■ **RECORDS FOR THIS TASK**:
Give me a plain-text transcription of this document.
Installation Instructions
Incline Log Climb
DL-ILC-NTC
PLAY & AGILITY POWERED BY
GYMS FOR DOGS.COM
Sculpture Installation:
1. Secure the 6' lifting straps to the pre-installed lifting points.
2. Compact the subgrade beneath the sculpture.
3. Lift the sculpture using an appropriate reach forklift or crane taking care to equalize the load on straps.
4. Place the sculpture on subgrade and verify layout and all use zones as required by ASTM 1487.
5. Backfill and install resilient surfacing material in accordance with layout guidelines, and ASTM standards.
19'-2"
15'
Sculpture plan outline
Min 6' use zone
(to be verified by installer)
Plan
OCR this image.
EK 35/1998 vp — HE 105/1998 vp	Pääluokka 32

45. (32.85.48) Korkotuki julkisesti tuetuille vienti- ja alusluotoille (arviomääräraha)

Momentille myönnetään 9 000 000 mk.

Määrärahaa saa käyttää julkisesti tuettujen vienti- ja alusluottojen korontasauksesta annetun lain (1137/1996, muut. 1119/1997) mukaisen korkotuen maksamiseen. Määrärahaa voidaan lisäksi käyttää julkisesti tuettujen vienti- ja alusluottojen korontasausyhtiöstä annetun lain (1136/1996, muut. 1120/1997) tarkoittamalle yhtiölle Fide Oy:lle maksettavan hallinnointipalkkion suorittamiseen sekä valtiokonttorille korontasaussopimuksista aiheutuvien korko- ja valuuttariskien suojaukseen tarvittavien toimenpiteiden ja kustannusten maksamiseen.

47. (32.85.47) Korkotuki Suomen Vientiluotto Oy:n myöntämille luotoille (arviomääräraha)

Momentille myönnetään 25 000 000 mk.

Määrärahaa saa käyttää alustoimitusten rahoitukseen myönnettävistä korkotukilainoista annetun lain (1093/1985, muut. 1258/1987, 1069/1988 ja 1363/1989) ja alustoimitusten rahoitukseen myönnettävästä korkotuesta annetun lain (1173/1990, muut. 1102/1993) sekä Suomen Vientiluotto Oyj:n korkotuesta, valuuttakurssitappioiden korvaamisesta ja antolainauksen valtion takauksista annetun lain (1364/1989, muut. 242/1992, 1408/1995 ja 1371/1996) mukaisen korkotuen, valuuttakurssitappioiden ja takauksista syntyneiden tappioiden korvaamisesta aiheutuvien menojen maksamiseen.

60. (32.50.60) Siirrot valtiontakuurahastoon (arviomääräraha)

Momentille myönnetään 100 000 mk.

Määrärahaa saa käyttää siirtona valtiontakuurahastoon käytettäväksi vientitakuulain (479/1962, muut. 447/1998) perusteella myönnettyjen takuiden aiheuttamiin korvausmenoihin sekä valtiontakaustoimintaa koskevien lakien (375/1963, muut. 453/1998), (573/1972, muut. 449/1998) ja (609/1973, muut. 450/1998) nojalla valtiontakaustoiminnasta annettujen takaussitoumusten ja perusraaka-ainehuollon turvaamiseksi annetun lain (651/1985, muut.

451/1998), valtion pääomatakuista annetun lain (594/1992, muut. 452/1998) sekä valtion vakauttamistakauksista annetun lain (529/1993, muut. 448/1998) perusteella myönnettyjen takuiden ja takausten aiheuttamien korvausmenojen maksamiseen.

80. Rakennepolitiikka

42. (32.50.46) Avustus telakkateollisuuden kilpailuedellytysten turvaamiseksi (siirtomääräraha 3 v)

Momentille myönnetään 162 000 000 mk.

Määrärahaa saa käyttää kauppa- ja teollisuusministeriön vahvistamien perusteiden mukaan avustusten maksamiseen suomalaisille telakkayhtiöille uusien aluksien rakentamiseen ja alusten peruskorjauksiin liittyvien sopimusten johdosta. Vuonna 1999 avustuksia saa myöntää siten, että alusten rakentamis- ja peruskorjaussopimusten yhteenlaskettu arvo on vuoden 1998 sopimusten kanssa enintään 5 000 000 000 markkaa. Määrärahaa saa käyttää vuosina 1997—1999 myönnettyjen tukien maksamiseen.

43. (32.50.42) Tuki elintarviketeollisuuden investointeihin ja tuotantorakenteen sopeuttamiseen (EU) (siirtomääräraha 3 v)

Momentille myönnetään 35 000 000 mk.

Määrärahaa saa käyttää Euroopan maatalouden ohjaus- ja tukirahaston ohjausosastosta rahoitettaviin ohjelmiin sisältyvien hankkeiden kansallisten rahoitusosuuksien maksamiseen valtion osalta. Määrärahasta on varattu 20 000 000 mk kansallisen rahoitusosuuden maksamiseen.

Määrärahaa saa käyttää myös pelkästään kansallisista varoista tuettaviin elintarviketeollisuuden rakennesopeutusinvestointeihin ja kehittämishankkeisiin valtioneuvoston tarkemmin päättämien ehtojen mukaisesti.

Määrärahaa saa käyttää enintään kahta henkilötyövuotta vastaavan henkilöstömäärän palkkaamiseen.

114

■ **TASK GOAL**:
Show every line where the string "myönnetään" appears.

■ **EXPECTED ANSWER**:
Momentille myönnetään 9 000 000 mk.
Momentille myönnetään 25 000 000 mk.
Momentille myönnetään 100 000 mk.
Momentille myönnetään 162 000 000 mk.
Momentille myönnetään 35 000 000 mk.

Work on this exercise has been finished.